### Work to be completed
Transcribe the material verbatim in full; the pictures do not belong in the copy.
===== Given information =====
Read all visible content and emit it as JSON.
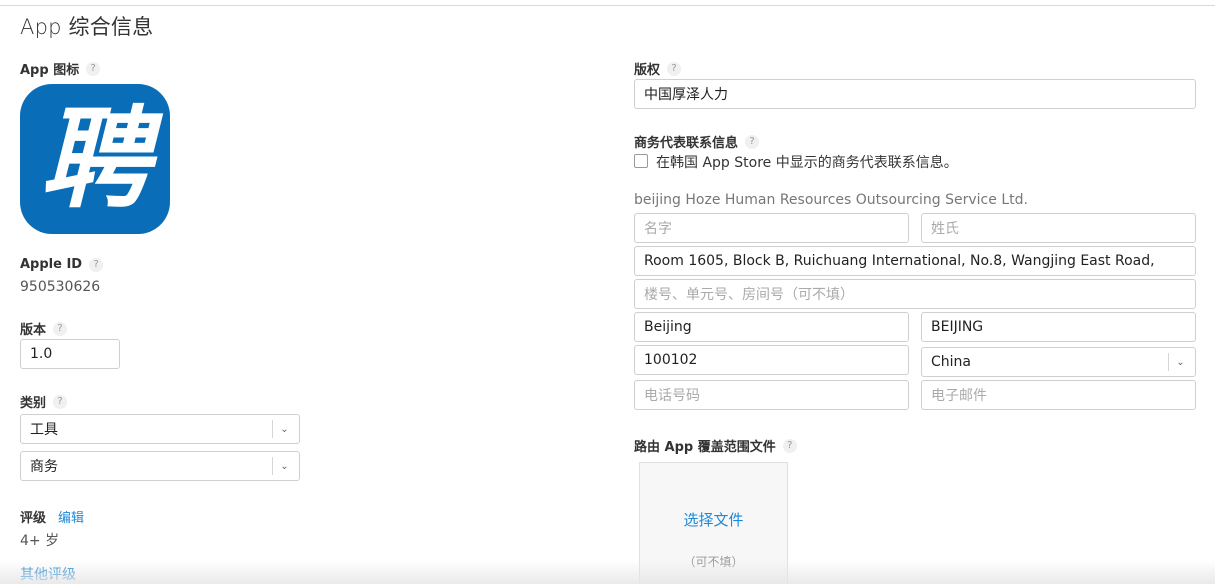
{
  "page": {
    "title": "App 综合信息"
  },
  "left": {
    "app_icon": {
      "label": "App 图标",
      "help": "?",
      "glyph": "聘",
      "bg_color": "#0a6db7"
    },
    "apple_id": {
      "label": "Apple ID",
      "help": "?",
      "value": "950530626"
    },
    "version": {
      "label": "版本",
      "help": "?",
      "value": "1.0"
    },
    "category": {
      "label": "类别",
      "help": "?",
      "primary": "工具",
      "secondary": "商务",
      "chevron": "⌄"
    },
    "rating": {
      "label": "评级",
      "edit_link": "编辑",
      "value": "4+ 岁",
      "other_link": "其他评级"
    }
  },
  "right": {
    "copyright": {
      "label": "版权",
      "help": "?",
      "value": "中国厚泽人力"
    },
    "contact": {
      "label": "商务代表联系信息",
      "help": "?",
      "checkbox_label": "在韩国 App Store 中显示的商务代表联系信息。",
      "company": "beijing Hoze Human Resources Outsourcing Service Ltd.",
      "first_name_placeholder": "名字",
      "last_name_placeholder": "姓氏",
      "address_line1": "Room 1605, Block B, Ruichuang International, No.8, Wangjing East Road,",
      "address_line2_placeholder": "楼号、单元号、房间号（可不填）",
      "city": "Beijing",
      "state": "BEIJING",
      "postal_code": "100102",
      "country": "China",
      "phone_placeholder": "电话号码",
      "email_placeholder": "电子邮件"
    },
    "routing": {
      "label": "路由 App 覆盖范围文件",
      "help": "?",
      "choose_file": "选择文件",
      "optional": "（可不填）"
    }
  },
  "colors": {
    "accent": "#1d8ad8",
    "border": "#cfcfcf",
    "placeholder": "#aaaaaa"
  }
}
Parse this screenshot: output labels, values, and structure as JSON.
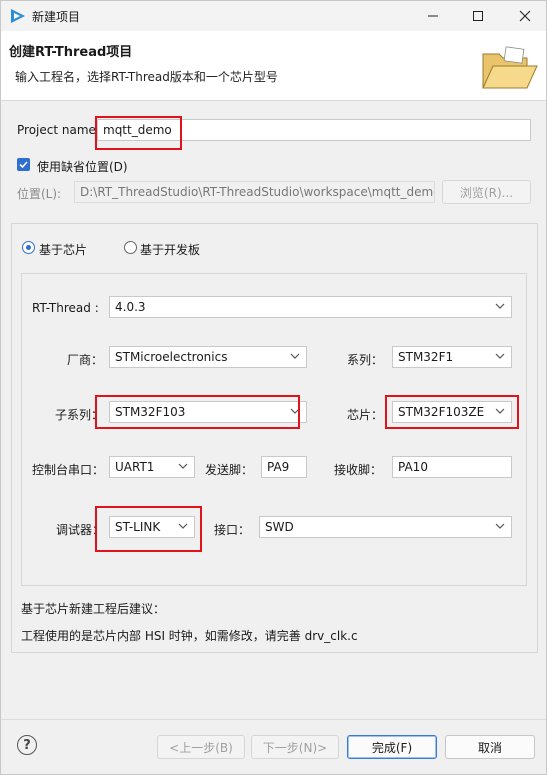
{
  "window": {
    "title": "新建项目"
  },
  "banner": {
    "title": "创建RT-Thread项目",
    "subtitle": "输入工程名，选择RT-Thread版本和一个芯片型号",
    "icon": "folder-open-icon"
  },
  "project": {
    "name_label": "Project name",
    "name_value": "mqtt_demo",
    "use_default_label": "使用缺省位置(D)",
    "use_default_checked": true,
    "location_label": "位置(L):",
    "location_value": "D:\\RT_ThreadStudio\\RT-ThreadStudio\\workspace\\mqtt_demo",
    "browse_label": "浏览(R)..."
  },
  "mode": {
    "chip_label": "基于芯片",
    "board_label": "基于开发板",
    "selected": "chip"
  },
  "chip": {
    "rtthread_label": "RT-Thread :",
    "rtthread_value": "4.0.3",
    "vendor_label": "厂商：",
    "vendor_value": "STMicroelectronics",
    "series_label": "系列：",
    "series_value": "STM32F1",
    "subseries_label": "子系列：",
    "subseries_value": "STM32F103",
    "chip_label": "芯片：",
    "chip_value": "STM32F103ZE",
    "console_label": "控制台串口：",
    "console_value": "UART1",
    "tx_label": "发送脚：",
    "tx_value": "PA9",
    "rx_label": "接收脚：",
    "rx_value": "PA10",
    "debugger_label": "调试器：",
    "debugger_value": "ST-LINK",
    "interface_label": "接口：",
    "interface_value": "SWD"
  },
  "advice": {
    "heading": "基于芯片新建工程后建议：",
    "text": "工程使用的是芯片内部 HSI 时钟，如需修改，请完善 drv_clk.c"
  },
  "footer": {
    "back_label": "<上一步(B)",
    "next_label": "下一步(N)>",
    "finish_label": "完成(F)",
    "cancel_label": "取消"
  },
  "colors": {
    "accent": "#2f6fd1",
    "highlight": "#e0121a"
  }
}
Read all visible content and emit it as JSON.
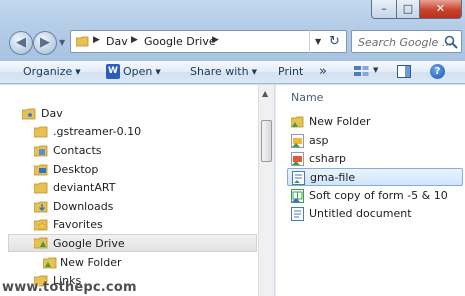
{
  "window": {
    "controls": {
      "minimize": "–",
      "maximize": "□",
      "close": "✕"
    }
  },
  "navigation": {
    "back_icon": "back-arrow",
    "forward_icon": "forward-arrow"
  },
  "address_bar": {
    "breadcrumbs": [
      "Dav",
      "Google Drive"
    ],
    "separator": "▶",
    "dropdown": "▼",
    "refresh": "↻"
  },
  "search": {
    "placeholder": "Search Google ..."
  },
  "toolbar": {
    "organize": "Organize",
    "open": "Open",
    "share_with": "Share with",
    "print": "Print",
    "more": "»",
    "open_icon_letter": "W",
    "help": "?"
  },
  "nav_pane": {
    "items": [
      {
        "label": "Dav",
        "icon": "user-folder-icon"
      },
      {
        "label": ".gstreamer-0.10",
        "icon": "folder-icon"
      },
      {
        "label": "Contacts",
        "icon": "contacts-folder-icon"
      },
      {
        "label": "Desktop",
        "icon": "desktop-folder-icon"
      },
      {
        "label": "deviantART",
        "icon": "folder-icon"
      },
      {
        "label": "Downloads",
        "icon": "downloads-folder-icon"
      },
      {
        "label": "Favorites",
        "icon": "favorites-folder-icon"
      },
      {
        "label": "Google Drive",
        "icon": "google-drive-folder-icon",
        "selected": true
      },
      {
        "label": "New Folder",
        "icon": "shared-folder-icon"
      },
      {
        "label": "Links",
        "icon": "links-folder-icon"
      }
    ]
  },
  "content": {
    "column_header": "Name",
    "files": [
      {
        "name": "New Folder",
        "icon": "shared-folder-icon"
      },
      {
        "name": "asp",
        "icon": "google-presentation-icon"
      },
      {
        "name": "csharp",
        "icon": "google-presentation-icon"
      },
      {
        "name": "gma-file",
        "icon": "google-doc-sync-icon",
        "selected": true
      },
      {
        "name": "Soft copy of form -5 & 10",
        "icon": "google-spreadsheet-icon"
      },
      {
        "name": "Untitled document",
        "icon": "google-doc-icon"
      }
    ]
  },
  "watermark": "www.tothepc.com",
  "colors": {
    "accent": "#2b5eb8",
    "folder": "#e7c153",
    "selection": "#cfe5fb"
  }
}
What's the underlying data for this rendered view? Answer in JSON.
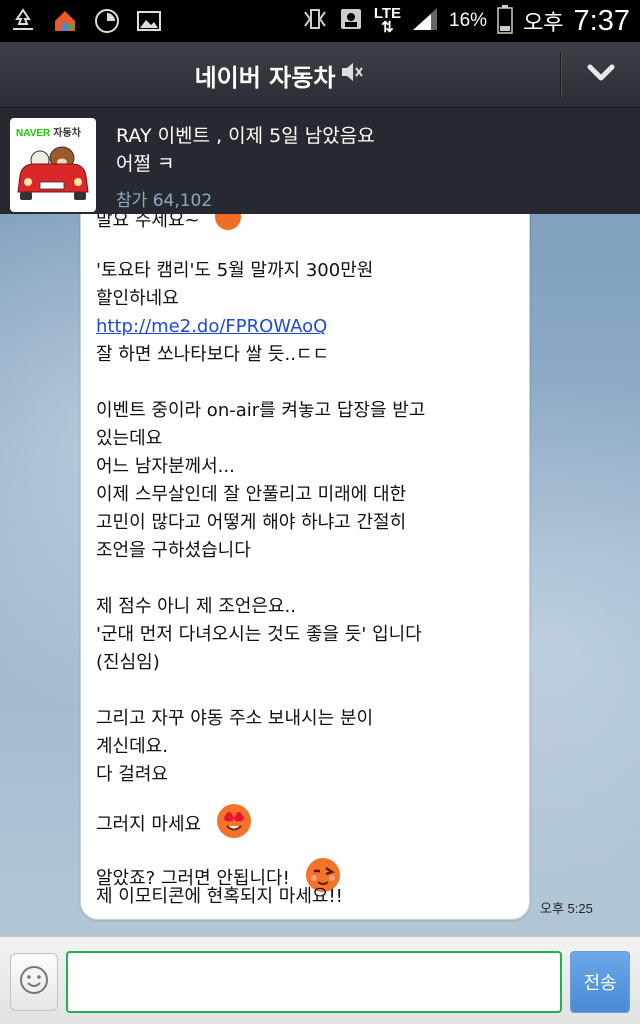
{
  "status_bar": {
    "network": "LTE",
    "battery": "16%",
    "ampm": "오후",
    "time": "7:37"
  },
  "header": {
    "title": "네이버 자동차",
    "mute_icon": "speaker-muted-icon",
    "collapse_icon": "chevron-down-icon"
  },
  "notice": {
    "thumb_naver": "NAVER",
    "thumb_label": "자동차",
    "line1": "RAY 이벤트 , 이제 5일 남았음요",
    "line2": "어쩔 ㅋ",
    "participants_label": "참가",
    "participants_count": "64,102"
  },
  "message": {
    "partial_top": "말요 주세요~",
    "p1_l1": "'토요타 캠리'도 5월 말까지 300만원",
    "p1_l2": "할인하네요",
    "p1_link": "http://me2.do/FPROWAoQ",
    "p1_l3": "잘 하면 쏘나타보다 쌀 듯..ㄷㄷ",
    "p2_l1": "이벤트 중이라 on-air를 켜놓고 답장을 받고",
    "p2_l2": "있는데요",
    "p2_l3": "어느 남자분께서...",
    "p2_l4": "이제 스무살인데 잘 안풀리고 미래에 대한",
    "p2_l5": "고민이 많다고 어떻게 해야 하냐고 간절히",
    "p2_l6": "조언을 구하셨습니다",
    "p3_l1": "제 점수 아니 제 조언은요..",
    "p3_l2": "'군대 먼저 다녀오시는 것도 좋을 듯'  입니다",
    "p3_l3": "(진심임)",
    "p4_l1": "그리고 자꾸 야동 주소 보내시는 분이",
    "p4_l2": "계신데요.",
    "p4_l3": "다 걸려요",
    "p5_l1": "그러지 마세요",
    "p6_l1": "알았죠? 그러면 안됩니다!",
    "p6_l2": "제 이모티콘에 현혹되지 마세요!!",
    "timestamp": "오후 5:25"
  },
  "input_bar": {
    "input_value": "",
    "send_label": "전송"
  },
  "colors": {
    "link": "#1d4bd6",
    "input_border": "#22b04a",
    "send_button": "#4a8ad4",
    "naver_green": "#1ec800"
  }
}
=====
### Final result
Read all visible content and emit it as JSON.
{
  "page": {
    "title": "App 综合信息"
  },
  "left": {
    "app_icon": {
      "label": "App 图标",
      "help": "?",
      "glyph": "聘",
      "bg_color": "#0a6db7"
    },
    "apple_id": {
      "label": "Apple ID",
      "help": "?",
      "value": "950530626"
    },
    "version": {
      "label": "版本",
      "help": "?",
      "value": "1.0"
    },
    "category": {
      "label": "类别",
      "help": "?",
      "primary": "工具",
      "secondary": "商务",
      "chevron": "⌄"
    },
    "rating": {
      "label": "评级",
      "edit_link": "编辑",
      "value": "4+ 岁",
      "other_link": "其他评级"
    }
  },
  "right": {
    "copyright": {
      "label": "版权",
      "help": "?",
      "value": "中国厚泽人力"
    },
    "contact": {
      "label": "商务代表联系信息",
      "help": "?",
      "checkbox_label": "在韩国 App Store 中显示的商务代表联系信息。",
      "company": "beijing Hoze Human Resources Outsourcing Service Ltd.",
      "first_name_placeholder": "名字",
      "last_name_placeholder": "姓氏",
      "address_line1": "Room 1605, Block B, Ruichuang International, No.8, Wangjing East Road,",
      "address_line2_placeholder": "楼号、单元号、房间号（可不填）",
      "city": "Beijing",
      "state": "BEIJING",
      "postal_code": "100102",
      "country": "China",
      "phone_placeholder": "电话号码",
      "email_placeholder": "电子邮件"
    },
    "routing": {
      "label": "路由 App 覆盖范围文件",
      "help": "?",
      "choose_file": "选择文件",
      "optional": "（可不填）"
    }
  },
  "colors": {
    "accent": "#1d8ad8",
    "border": "#cfcfcf",
    "placeholder": "#aaaaaa"
  }
}
Parse this screenshot: output labels, values, and structure as JSON.
{
  "window": {
    "title": "新建项目"
  },
  "banner": {
    "title": "创建RT-Thread项目",
    "subtitle": "输入工程名，选择RT-Thread版本和一个芯片型号",
    "icon": "folder-open-icon"
  },
  "project": {
    "name_label": "Project name",
    "name_value": "mqtt_demo",
    "use_default_label": "使用缺省位置(D)",
    "use_default_checked": true,
    "location_label": "位置(L):",
    "location_value": "D:\\RT_ThreadStudio\\RT-ThreadStudio\\workspace\\mqtt_demo",
    "browse_label": "浏览(R)..."
  },
  "mode": {
    "chip_label": "基于芯片",
    "board_label": "基于开发板",
    "selected": "chip"
  },
  "chip": {
    "rtthread_label": "RT-Thread :",
    "rtthread_value": "4.0.3",
    "vendor_label": "厂商：",
    "vendor_value": "STMicroelectronics",
    "series_label": "系列：",
    "series_value": "STM32F1",
    "subseries_label": "子系列：",
    "subseries_value": "STM32F103",
    "chip_label": "芯片：",
    "chip_value": "STM32F103ZE",
    "console_label": "控制台串口：",
    "console_value": "UART1",
    "tx_label": "发送脚：",
    "tx_value": "PA9",
    "rx_label": "接收脚：",
    "rx_value": "PA10",
    "debugger_label": "调试器：",
    "debugger_value": "ST-LINK",
    "interface_label": "接口：",
    "interface_value": "SWD"
  },
  "advice": {
    "heading": "基于芯片新建工程后建议：",
    "text": "工程使用的是芯片内部 HSI 时钟，如需修改，请完善 drv_clk.c"
  },
  "footer": {
    "back_label": "<上一步(B)",
    "next_label": "下一步(N)>",
    "finish_label": "完成(F)",
    "cancel_label": "取消"
  },
  "colors": {
    "accent": "#2f6fd1",
    "highlight": "#e0121a"
  }
}
Read all visible content and emit it as JSON.
{
  "window": {
    "controls": {
      "minimize": "–",
      "maximize": "□",
      "close": "✕"
    }
  },
  "navigation": {
    "back_icon": "back-arrow",
    "forward_icon": "forward-arrow"
  },
  "address_bar": {
    "breadcrumbs": [
      "Dav",
      "Google Drive"
    ],
    "separator": "▶",
    "dropdown": "▼",
    "refresh": "↻"
  },
  "search": {
    "placeholder": "Search Google ..."
  },
  "toolbar": {
    "organize": "Organize",
    "open": "Open",
    "share_with": "Share with",
    "print": "Print",
    "more": "»",
    "open_icon_letter": "W",
    "help": "?"
  },
  "nav_pane": {
    "items": [
      {
        "label": "Dav",
        "icon": "user-folder-icon"
      },
      {
        "label": ".gstreamer-0.10",
        "icon": "folder-icon"
      },
      {
        "label": "Contacts",
        "icon": "contacts-folder-icon"
      },
      {
        "label": "Desktop",
        "icon": "desktop-folder-icon"
      },
      {
        "label": "deviantART",
        "icon": "folder-icon"
      },
      {
        "label": "Downloads",
        "icon": "downloads-folder-icon"
      },
      {
        "label": "Favorites",
        "icon": "favorites-folder-icon"
      },
      {
        "label": "Google Drive",
        "icon": "google-drive-folder-icon",
        "selected": true
      },
      {
        "label": "New Folder",
        "icon": "shared-folder-icon"
      },
      {
        "label": "Links",
        "icon": "links-folder-icon"
      }
    ]
  },
  "content": {
    "column_header": "Name",
    "files": [
      {
        "name": "New Folder",
        "icon": "shared-folder-icon"
      },
      {
        "name": "asp",
        "icon": "google-presentation-icon"
      },
      {
        "name": "csharp",
        "icon": "google-presentation-icon"
      },
      {
        "name": "gma-file",
        "icon": "google-doc-sync-icon",
        "selected": true
      },
      {
        "name": "Soft copy of form -5 & 10",
        "icon": "google-spreadsheet-icon"
      },
      {
        "name": "Untitled document",
        "icon": "google-doc-icon"
      }
    ]
  },
  "watermark": "www.tothepc.com",
  "colors": {
    "accent": "#2b5eb8",
    "folder": "#e7c153",
    "selection": "#cfe5fb"
  }
}
What's the underlying data for this rendered view? Answer in JSON.
{
  "status_bar": {
    "network": "LTE",
    "battery": "16%",
    "ampm": "오후",
    "time": "7:37"
  },
  "header": {
    "title": "네이버 자동차",
    "mute_icon": "speaker-muted-icon",
    "collapse_icon": "chevron-down-icon"
  },
  "notice": {
    "thumb_naver": "NAVER",
    "thumb_label": "자동차",
    "line1": "RAY 이벤트 , 이제 5일 남았음요",
    "line2": "어쩔 ㅋ",
    "participants_label": "참가",
    "participants_count": "64,102"
  },
  "message": {
    "partial_top": "말요 주세요~",
    "p1_l1": "'토요타 캠리'도 5월 말까지 300만원",
    "p1_l2": "할인하네요",
    "p1_link": "http://me2.do/FPROWAoQ",
    "p1_l3": "잘 하면 쏘나타보다 쌀 듯..ㄷㄷ",
    "p2_l1": "이벤트 중이라 on-air를 켜놓고 답장을 받고",
    "p2_l2": "있는데요",
    "p2_l3": "어느 남자분께서...",
    "p2_l4": "이제 스무살인데 잘 안풀리고 미래에 대한",
    "p2_l5": "고민이 많다고 어떻게 해야 하냐고 간절히",
    "p2_l6": "조언을 구하셨습니다",
    "p3_l1": "제 점수 아니 제 조언은요..",
    "p3_l2": "'군대 먼저 다녀오시는 것도 좋을 듯'  입니다",
    "p3_l3": "(진심임)",
    "p4_l1": "그리고 자꾸 야동 주소 보내시는 분이",
    "p4_l2": "계신데요.",
    "p4_l3": "다 걸려요",
    "p5_l1": "그러지 마세요",
    "p6_l1": "알았죠? 그러면 안됩니다!",
    "p6_l2": "제 이모티콘에 현혹되지 마세요!!",
    "timestamp": "오후 5:25"
  },
  "input_bar": {
    "input_value": "",
    "send_label": "전송"
  },
  "colors": {
    "link": "#1d4bd6",
    "input_border": "#22b04a",
    "send_button": "#4a8ad4",
    "naver_green": "#1ec800"
  }
}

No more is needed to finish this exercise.